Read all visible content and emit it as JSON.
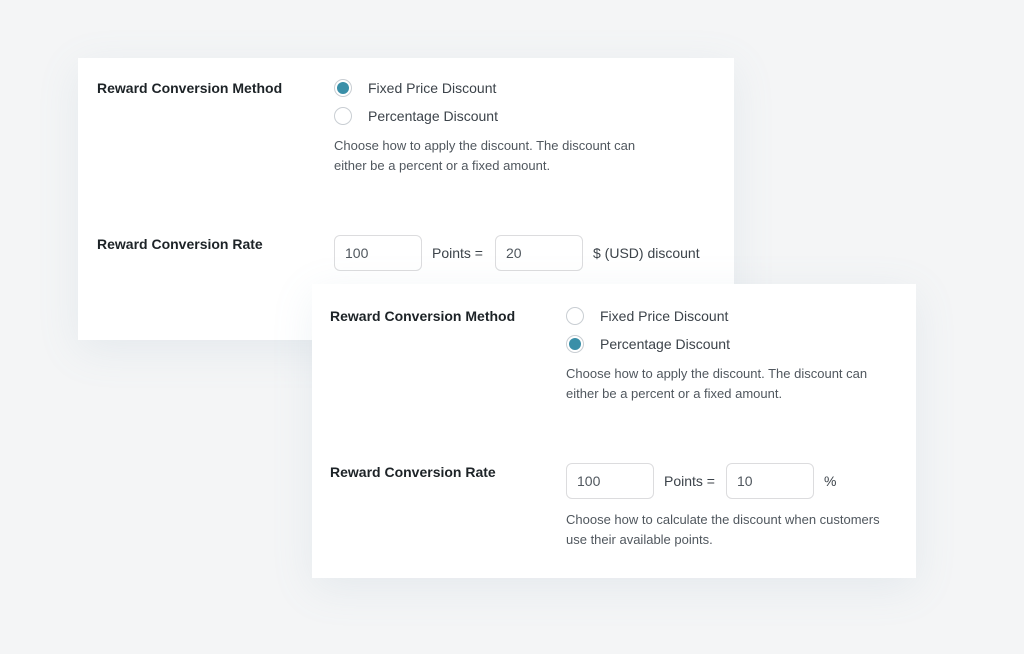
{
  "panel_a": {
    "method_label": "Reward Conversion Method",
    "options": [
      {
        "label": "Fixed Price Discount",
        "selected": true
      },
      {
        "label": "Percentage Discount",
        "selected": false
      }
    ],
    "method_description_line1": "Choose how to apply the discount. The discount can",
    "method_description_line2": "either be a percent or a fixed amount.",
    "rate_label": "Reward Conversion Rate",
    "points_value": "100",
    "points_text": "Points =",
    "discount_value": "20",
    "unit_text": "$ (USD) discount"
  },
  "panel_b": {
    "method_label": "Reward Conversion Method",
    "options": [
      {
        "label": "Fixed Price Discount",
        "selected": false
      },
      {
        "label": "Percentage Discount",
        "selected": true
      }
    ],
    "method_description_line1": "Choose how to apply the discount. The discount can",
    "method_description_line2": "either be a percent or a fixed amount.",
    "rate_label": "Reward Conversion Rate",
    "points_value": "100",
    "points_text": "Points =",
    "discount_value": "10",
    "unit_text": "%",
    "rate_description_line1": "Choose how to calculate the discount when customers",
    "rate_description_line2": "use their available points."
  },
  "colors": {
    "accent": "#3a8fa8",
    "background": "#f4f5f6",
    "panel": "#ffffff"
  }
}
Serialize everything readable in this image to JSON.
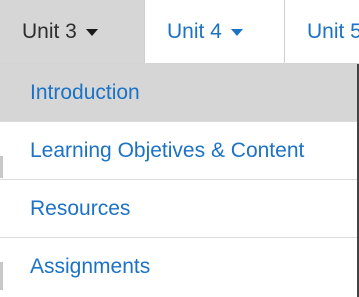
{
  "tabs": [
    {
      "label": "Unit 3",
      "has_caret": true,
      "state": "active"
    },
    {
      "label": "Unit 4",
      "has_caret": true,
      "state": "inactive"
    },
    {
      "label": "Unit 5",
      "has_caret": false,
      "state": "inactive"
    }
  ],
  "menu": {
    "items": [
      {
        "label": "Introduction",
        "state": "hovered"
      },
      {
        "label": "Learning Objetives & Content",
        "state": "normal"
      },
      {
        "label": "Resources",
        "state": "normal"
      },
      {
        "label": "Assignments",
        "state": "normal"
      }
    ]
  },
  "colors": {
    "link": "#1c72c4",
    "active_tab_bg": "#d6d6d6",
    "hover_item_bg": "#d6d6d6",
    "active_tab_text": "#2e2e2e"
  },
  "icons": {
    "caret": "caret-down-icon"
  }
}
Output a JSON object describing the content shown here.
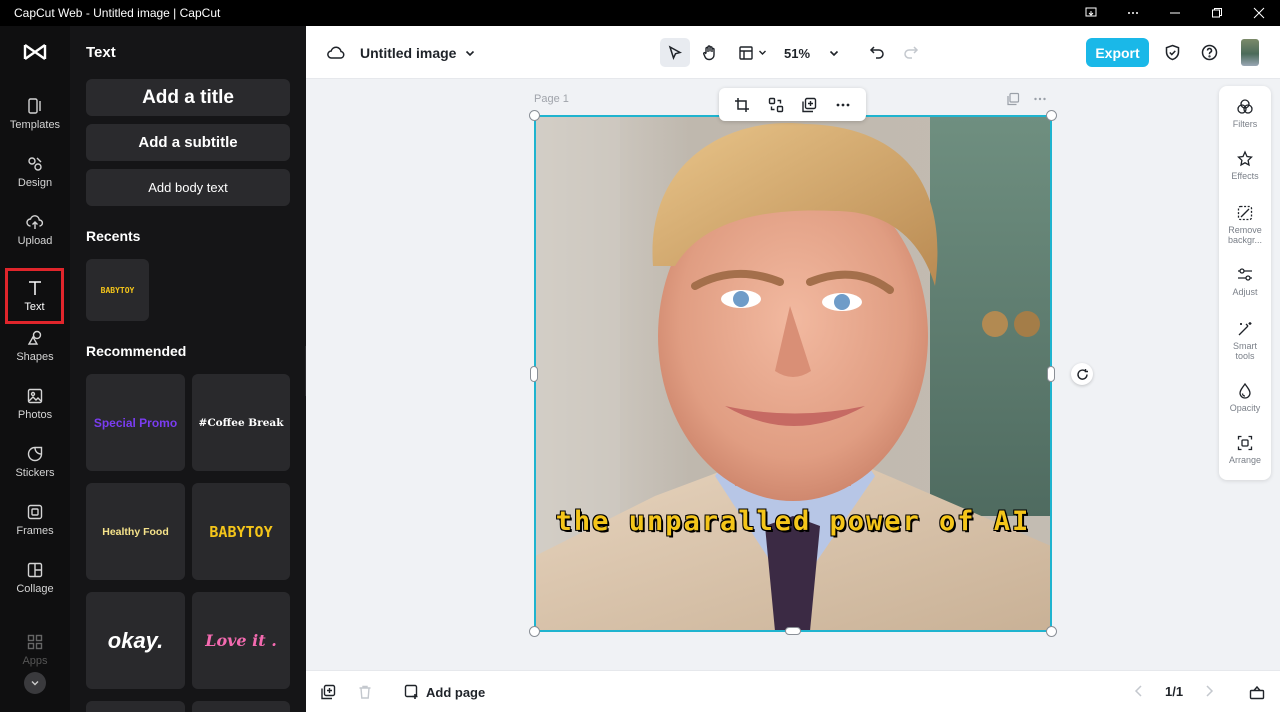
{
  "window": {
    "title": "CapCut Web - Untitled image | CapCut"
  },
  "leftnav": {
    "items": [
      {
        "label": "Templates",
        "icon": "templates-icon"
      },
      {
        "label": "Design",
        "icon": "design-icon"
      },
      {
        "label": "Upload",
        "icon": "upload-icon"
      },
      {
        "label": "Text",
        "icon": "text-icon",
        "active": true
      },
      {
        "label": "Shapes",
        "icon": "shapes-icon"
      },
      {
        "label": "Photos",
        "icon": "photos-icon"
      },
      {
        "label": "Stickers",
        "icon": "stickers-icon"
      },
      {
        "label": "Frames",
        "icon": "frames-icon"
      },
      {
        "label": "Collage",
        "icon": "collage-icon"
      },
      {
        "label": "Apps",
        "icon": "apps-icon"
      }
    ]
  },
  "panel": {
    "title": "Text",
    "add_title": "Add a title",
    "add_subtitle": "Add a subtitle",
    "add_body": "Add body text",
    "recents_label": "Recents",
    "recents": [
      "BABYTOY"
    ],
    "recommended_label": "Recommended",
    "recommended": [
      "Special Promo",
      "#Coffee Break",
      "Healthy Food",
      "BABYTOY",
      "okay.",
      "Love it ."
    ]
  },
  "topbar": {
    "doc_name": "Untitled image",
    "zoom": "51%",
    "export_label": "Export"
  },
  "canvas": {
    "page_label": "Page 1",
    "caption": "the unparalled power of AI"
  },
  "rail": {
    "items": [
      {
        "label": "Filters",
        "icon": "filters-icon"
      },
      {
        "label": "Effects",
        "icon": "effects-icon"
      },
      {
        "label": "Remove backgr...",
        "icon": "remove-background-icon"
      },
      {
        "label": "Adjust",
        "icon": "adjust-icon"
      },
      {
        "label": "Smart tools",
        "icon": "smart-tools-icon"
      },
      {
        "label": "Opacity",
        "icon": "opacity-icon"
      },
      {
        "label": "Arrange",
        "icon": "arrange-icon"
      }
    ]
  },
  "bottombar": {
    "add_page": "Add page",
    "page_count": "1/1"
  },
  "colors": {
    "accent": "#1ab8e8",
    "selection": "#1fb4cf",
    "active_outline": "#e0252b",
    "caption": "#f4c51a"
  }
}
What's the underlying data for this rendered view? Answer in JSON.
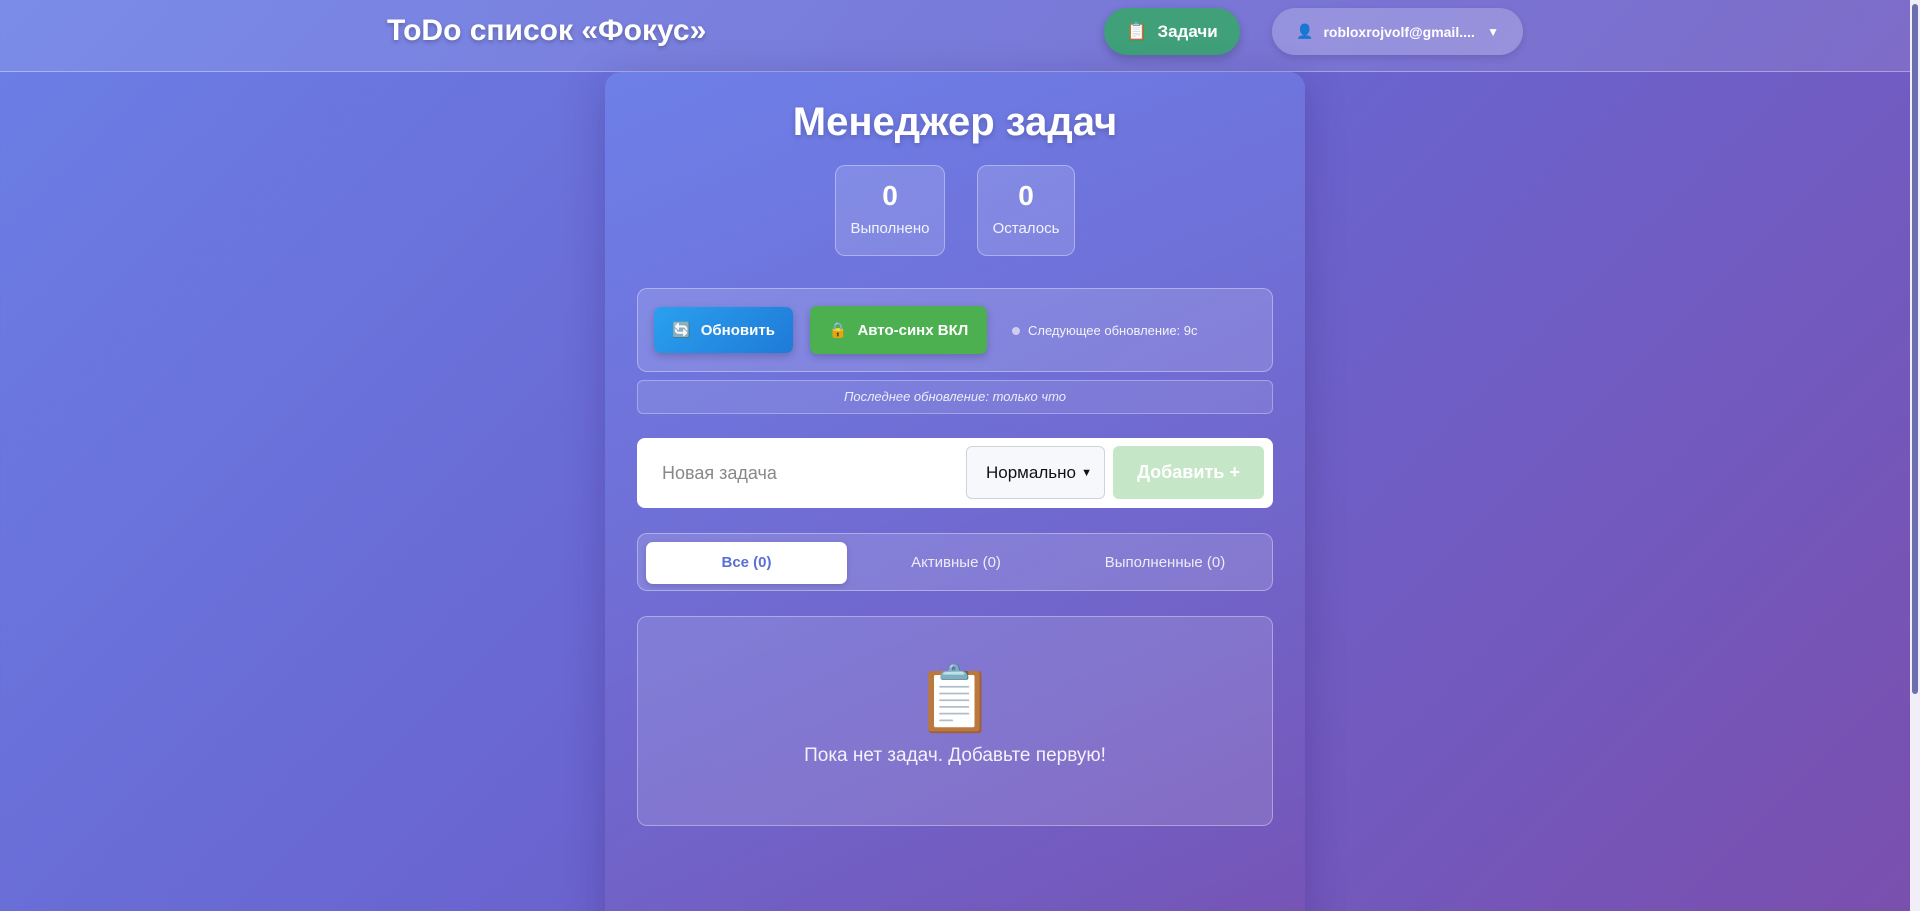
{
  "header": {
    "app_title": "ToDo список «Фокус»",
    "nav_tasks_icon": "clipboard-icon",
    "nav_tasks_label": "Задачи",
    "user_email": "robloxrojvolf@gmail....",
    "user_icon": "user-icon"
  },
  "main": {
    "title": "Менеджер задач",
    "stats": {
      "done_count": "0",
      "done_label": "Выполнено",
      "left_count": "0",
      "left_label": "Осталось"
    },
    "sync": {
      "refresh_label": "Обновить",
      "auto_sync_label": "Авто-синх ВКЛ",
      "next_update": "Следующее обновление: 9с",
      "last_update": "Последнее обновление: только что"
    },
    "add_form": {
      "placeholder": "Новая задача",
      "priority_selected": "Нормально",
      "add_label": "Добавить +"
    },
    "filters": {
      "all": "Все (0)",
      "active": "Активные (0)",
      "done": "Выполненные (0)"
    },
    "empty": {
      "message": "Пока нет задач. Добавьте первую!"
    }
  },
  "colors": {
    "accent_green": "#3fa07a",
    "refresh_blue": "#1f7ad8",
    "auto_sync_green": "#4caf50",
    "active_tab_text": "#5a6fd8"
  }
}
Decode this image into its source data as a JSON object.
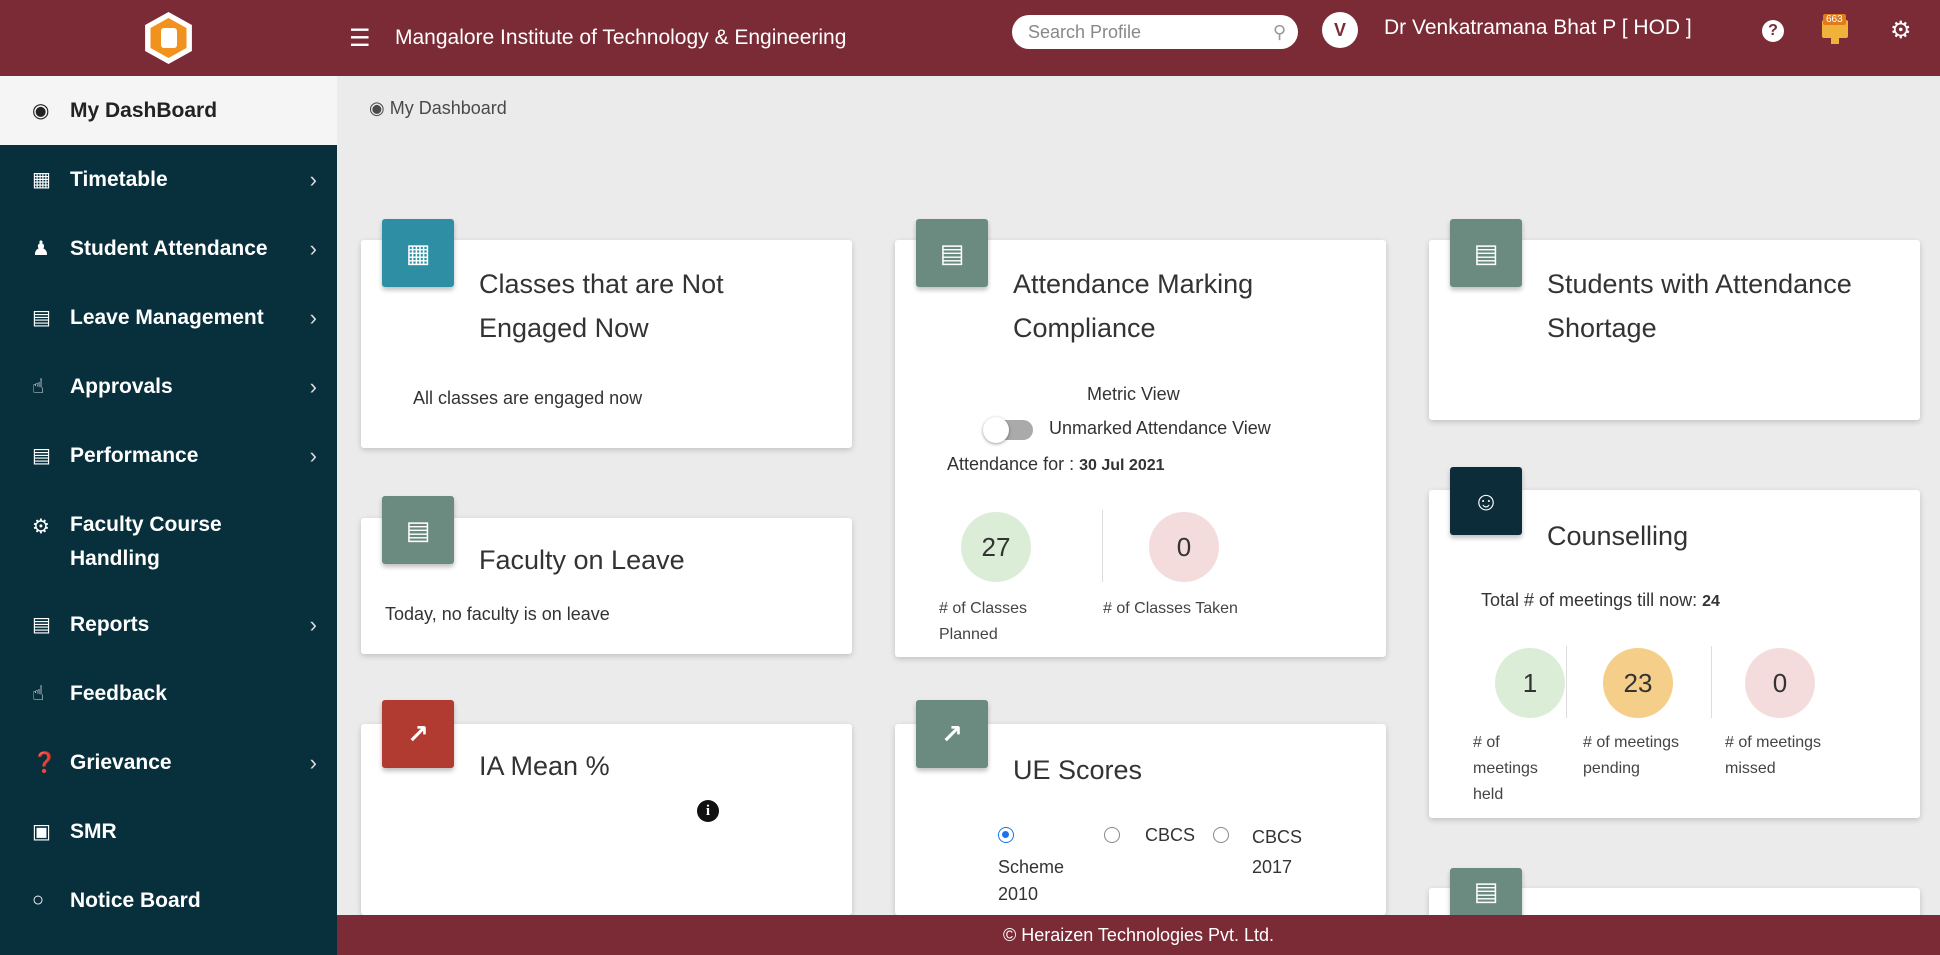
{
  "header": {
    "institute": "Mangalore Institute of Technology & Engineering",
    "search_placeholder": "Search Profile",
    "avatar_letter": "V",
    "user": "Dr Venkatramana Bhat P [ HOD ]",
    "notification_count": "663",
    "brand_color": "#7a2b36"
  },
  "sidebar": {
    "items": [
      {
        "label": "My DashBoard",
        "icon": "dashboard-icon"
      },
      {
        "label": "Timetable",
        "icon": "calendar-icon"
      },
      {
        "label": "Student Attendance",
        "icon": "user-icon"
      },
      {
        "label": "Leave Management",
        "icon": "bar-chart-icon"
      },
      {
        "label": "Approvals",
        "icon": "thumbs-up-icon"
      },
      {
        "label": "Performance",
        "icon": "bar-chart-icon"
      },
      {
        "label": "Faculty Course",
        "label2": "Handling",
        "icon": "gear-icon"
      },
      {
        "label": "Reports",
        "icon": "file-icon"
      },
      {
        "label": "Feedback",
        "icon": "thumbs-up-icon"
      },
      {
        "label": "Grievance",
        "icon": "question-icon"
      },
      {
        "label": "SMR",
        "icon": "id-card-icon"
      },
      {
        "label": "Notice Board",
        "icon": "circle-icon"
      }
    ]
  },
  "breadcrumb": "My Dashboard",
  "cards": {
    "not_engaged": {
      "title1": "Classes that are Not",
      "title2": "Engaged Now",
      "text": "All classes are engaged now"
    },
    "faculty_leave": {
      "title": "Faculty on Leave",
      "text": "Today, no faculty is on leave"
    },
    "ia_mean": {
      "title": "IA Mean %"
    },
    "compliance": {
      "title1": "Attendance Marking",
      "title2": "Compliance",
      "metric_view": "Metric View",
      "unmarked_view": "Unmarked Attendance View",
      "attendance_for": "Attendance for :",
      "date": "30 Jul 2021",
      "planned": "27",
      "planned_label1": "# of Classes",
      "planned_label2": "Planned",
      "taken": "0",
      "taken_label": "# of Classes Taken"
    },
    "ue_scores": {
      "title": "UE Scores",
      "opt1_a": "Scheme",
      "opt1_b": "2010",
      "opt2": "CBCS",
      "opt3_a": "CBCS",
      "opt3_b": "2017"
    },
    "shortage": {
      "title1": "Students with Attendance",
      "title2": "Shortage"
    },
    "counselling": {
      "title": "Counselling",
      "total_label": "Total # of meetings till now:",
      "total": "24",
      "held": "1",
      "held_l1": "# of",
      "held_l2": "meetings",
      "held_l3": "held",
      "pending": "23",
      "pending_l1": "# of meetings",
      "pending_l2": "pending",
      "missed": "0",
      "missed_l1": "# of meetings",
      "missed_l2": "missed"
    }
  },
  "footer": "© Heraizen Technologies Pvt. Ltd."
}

......

Only the number is needed here: how many lines of the records contain "object"?

2